:: Task requirements ::
Print the entries that appear below, exactly as written and without their pictures.

Dataset records on visual material
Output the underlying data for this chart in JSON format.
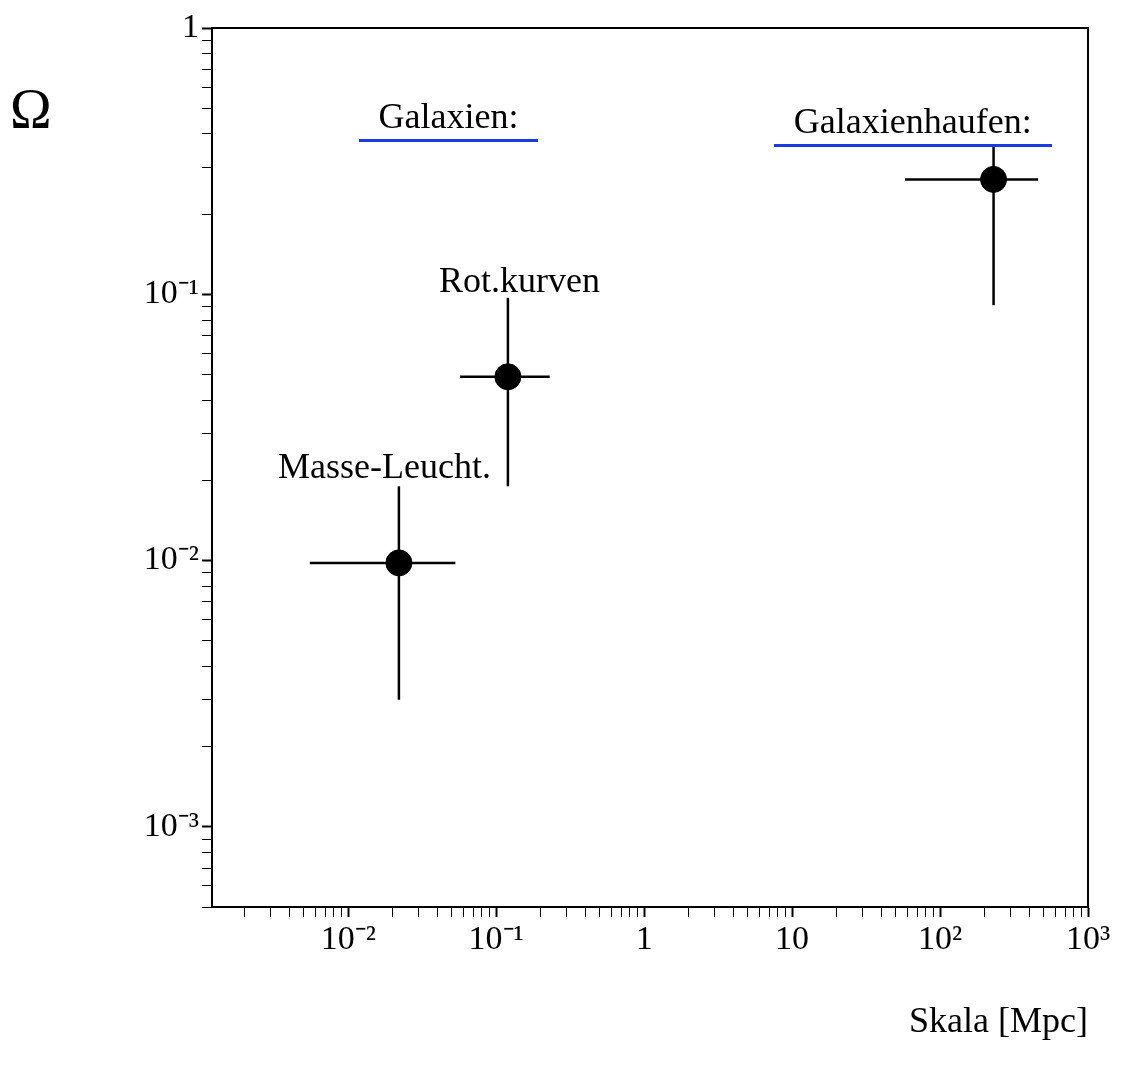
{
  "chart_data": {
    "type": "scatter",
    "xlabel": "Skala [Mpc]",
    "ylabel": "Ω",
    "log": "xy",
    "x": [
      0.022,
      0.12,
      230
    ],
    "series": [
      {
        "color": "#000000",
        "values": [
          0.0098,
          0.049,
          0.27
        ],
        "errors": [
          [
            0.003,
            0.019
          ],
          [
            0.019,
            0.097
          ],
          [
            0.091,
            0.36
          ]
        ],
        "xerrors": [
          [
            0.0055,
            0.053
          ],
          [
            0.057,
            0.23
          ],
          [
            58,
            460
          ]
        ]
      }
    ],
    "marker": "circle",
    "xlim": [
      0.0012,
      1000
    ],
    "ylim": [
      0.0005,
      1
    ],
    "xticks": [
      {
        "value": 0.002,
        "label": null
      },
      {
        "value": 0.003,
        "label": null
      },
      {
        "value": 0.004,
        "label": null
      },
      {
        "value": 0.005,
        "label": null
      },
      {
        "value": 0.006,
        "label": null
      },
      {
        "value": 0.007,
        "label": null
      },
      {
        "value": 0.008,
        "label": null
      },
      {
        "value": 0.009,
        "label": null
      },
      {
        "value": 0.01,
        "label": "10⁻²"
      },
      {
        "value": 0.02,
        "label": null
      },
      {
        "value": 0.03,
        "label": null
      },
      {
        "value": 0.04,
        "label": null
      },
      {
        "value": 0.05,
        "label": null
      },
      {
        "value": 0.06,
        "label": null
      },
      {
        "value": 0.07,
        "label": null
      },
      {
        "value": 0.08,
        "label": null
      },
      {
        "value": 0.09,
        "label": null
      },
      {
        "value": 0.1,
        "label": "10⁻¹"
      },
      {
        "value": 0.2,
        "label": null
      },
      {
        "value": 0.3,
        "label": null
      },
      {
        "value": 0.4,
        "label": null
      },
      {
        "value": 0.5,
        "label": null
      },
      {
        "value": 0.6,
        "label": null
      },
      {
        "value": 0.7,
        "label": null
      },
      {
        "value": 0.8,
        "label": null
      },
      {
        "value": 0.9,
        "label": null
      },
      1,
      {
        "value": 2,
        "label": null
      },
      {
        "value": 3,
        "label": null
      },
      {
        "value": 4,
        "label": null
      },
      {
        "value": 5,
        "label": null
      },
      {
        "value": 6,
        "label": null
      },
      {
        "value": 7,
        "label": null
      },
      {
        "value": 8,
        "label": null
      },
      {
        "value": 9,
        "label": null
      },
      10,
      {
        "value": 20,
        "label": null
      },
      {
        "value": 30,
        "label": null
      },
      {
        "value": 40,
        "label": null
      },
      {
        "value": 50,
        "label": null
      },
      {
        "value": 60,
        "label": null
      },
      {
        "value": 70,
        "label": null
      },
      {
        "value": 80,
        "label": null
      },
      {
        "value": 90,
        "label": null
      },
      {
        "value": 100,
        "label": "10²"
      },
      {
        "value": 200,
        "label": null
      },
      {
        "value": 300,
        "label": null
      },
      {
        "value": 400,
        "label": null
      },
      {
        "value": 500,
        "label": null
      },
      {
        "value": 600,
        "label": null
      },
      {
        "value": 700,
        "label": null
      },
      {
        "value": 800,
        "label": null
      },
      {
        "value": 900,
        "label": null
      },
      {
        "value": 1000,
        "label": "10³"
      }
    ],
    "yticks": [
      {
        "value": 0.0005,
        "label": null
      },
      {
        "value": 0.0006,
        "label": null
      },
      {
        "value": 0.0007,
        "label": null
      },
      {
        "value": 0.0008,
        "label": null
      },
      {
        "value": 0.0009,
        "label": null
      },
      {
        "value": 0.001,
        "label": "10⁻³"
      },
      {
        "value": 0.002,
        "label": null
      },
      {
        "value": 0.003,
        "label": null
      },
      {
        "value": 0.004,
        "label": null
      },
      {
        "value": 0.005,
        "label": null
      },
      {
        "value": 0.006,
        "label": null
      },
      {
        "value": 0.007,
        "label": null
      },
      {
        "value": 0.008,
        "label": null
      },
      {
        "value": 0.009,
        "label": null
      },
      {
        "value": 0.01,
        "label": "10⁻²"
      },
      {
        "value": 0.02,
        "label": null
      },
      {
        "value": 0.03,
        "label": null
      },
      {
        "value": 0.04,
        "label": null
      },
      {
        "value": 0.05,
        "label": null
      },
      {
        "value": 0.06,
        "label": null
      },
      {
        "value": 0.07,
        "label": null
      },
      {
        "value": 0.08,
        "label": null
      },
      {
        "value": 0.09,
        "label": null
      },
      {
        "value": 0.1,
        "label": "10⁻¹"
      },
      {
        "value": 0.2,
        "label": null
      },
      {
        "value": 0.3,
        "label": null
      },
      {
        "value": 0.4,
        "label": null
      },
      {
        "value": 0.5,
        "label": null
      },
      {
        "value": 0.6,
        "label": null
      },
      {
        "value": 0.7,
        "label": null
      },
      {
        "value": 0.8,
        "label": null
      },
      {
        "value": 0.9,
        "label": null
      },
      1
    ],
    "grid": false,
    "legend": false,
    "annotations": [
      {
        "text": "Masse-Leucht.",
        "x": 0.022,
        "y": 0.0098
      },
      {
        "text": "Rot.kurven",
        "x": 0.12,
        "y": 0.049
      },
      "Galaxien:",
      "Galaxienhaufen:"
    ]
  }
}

:: Reply ::
Output the underlying data for this chart in JSON format.
{
  "chart_data": {
    "type": "scatter",
    "xlabel": "Skala [Mpc]",
    "ylabel": "Ω",
    "log": "xy",
    "x": [
      0.022,
      0.12,
      230
    ],
    "series": [
      {
        "color": "#000000",
        "values": [
          0.0098,
          0.049,
          0.27
        ],
        "errors": [
          [
            0.003,
            0.019
          ],
          [
            0.019,
            0.097
          ],
          [
            0.091,
            0.36
          ]
        ],
        "xerrors": [
          [
            0.0055,
            0.053
          ],
          [
            0.057,
            0.23
          ],
          [
            58,
            460
          ]
        ]
      }
    ],
    "marker": "circle",
    "xlim": [
      0.0012,
      1000
    ],
    "ylim": [
      0.0005,
      1
    ],
    "xticks": [
      {
        "value": 0.002,
        "label": null
      },
      {
        "value": 0.003,
        "label": null
      },
      {
        "value": 0.004,
        "label": null
      },
      {
        "value": 0.005,
        "label": null
      },
      {
        "value": 0.006,
        "label": null
      },
      {
        "value": 0.007,
        "label": null
      },
      {
        "value": 0.008,
        "label": null
      },
      {
        "value": 0.009,
        "label": null
      },
      {
        "value": 0.01,
        "label": "10⁻²"
      },
      {
        "value": 0.02,
        "label": null
      },
      {
        "value": 0.03,
        "label": null
      },
      {
        "value": 0.04,
        "label": null
      },
      {
        "value": 0.05,
        "label": null
      },
      {
        "value": 0.06,
        "label": null
      },
      {
        "value": 0.07,
        "label": null
      },
      {
        "value": 0.08,
        "label": null
      },
      {
        "value": 0.09,
        "label": null
      },
      {
        "value": 0.1,
        "label": "10⁻¹"
      },
      {
        "value": 0.2,
        "label": null
      },
      {
        "value": 0.3,
        "label": null
      },
      {
        "value": 0.4,
        "label": null
      },
      {
        "value": 0.5,
        "label": null
      },
      {
        "value": 0.6,
        "label": null
      },
      {
        "value": 0.7,
        "label": null
      },
      {
        "value": 0.8,
        "label": null
      },
      {
        "value": 0.9,
        "label": null
      },
      1,
      {
        "value": 2,
        "label": null
      },
      {
        "value": 3,
        "label": null
      },
      {
        "value": 4,
        "label": null
      },
      {
        "value": 5,
        "label": null
      },
      {
        "value": 6,
        "label": null
      },
      {
        "value": 7,
        "label": null
      },
      {
        "value": 8,
        "label": null
      },
      {
        "value": 9,
        "label": null
      },
      10,
      {
        "value": 20,
        "label": null
      },
      {
        "value": 30,
        "label": null
      },
      {
        "value": 40,
        "label": null
      },
      {
        "value": 50,
        "label": null
      },
      {
        "value": 60,
        "label": null
      },
      {
        "value": 70,
        "label": null
      },
      {
        "value": 80,
        "label": null
      },
      {
        "value": 90,
        "label": null
      },
      {
        "value": 100,
        "label": "10²"
      },
      {
        "value": 200,
        "label": null
      },
      {
        "value": 300,
        "label": null
      },
      {
        "value": 400,
        "label": null
      },
      {
        "value": 500,
        "label": null
      },
      {
        "value": 600,
        "label": null
      },
      {
        "value": 700,
        "label": null
      },
      {
        "value": 800,
        "label": null
      },
      {
        "value": 900,
        "label": null
      },
      {
        "value": 1000,
        "label": "10³"
      }
    ],
    "yticks": [
      {
        "value": 0.0005,
        "label": null
      },
      {
        "value": 0.0006,
        "label": null
      },
      {
        "value": 0.0007,
        "label": null
      },
      {
        "value": 0.0008,
        "label": null
      },
      {
        "value": 0.0009,
        "label": null
      },
      {
        "value": 0.001,
        "label": "10⁻³"
      },
      {
        "value": 0.002,
        "label": null
      },
      {
        "value": 0.003,
        "label": null
      },
      {
        "value": 0.004,
        "label": null
      },
      {
        "value": 0.005,
        "label": null
      },
      {
        "value": 0.006,
        "label": null
      },
      {
        "value": 0.007,
        "label": null
      },
      {
        "value": 0.008,
        "label": null
      },
      {
        "value": 0.009,
        "label": null
      },
      {
        "value": 0.01,
        "label": "10⁻²"
      },
      {
        "value": 0.02,
        "label": null
      },
      {
        "value": 0.03,
        "label": null
      },
      {
        "value": 0.04,
        "label": null
      },
      {
        "value": 0.05,
        "label": null
      },
      {
        "value": 0.06,
        "label": null
      },
      {
        "value": 0.07,
        "label": null
      },
      {
        "value": 0.08,
        "label": null
      },
      {
        "value": 0.09,
        "label": null
      },
      {
        "value": 0.1,
        "label": "10⁻¹"
      },
      {
        "value": 0.2,
        "label": null
      },
      {
        "value": 0.3,
        "label": null
      },
      {
        "value": 0.4,
        "label": null
      },
      {
        "value": 0.5,
        "label": null
      },
      {
        "value": 0.6,
        "label": null
      },
      {
        "value": 0.7,
        "label": null
      },
      {
        "value": 0.8,
        "label": null
      },
      {
        "value": 0.9,
        "label": null
      },
      1
    ],
    "grid": false,
    "legend": false,
    "annotations": [
      {
        "text": "Masse-Leucht.",
        "x": 0.022,
        "y": 0.0098
      },
      {
        "text": "Rot.kurven",
        "x": 0.12,
        "y": 0.049
      },
      "Galaxien:",
      "Galaxienhaufen:"
    ]
  }
}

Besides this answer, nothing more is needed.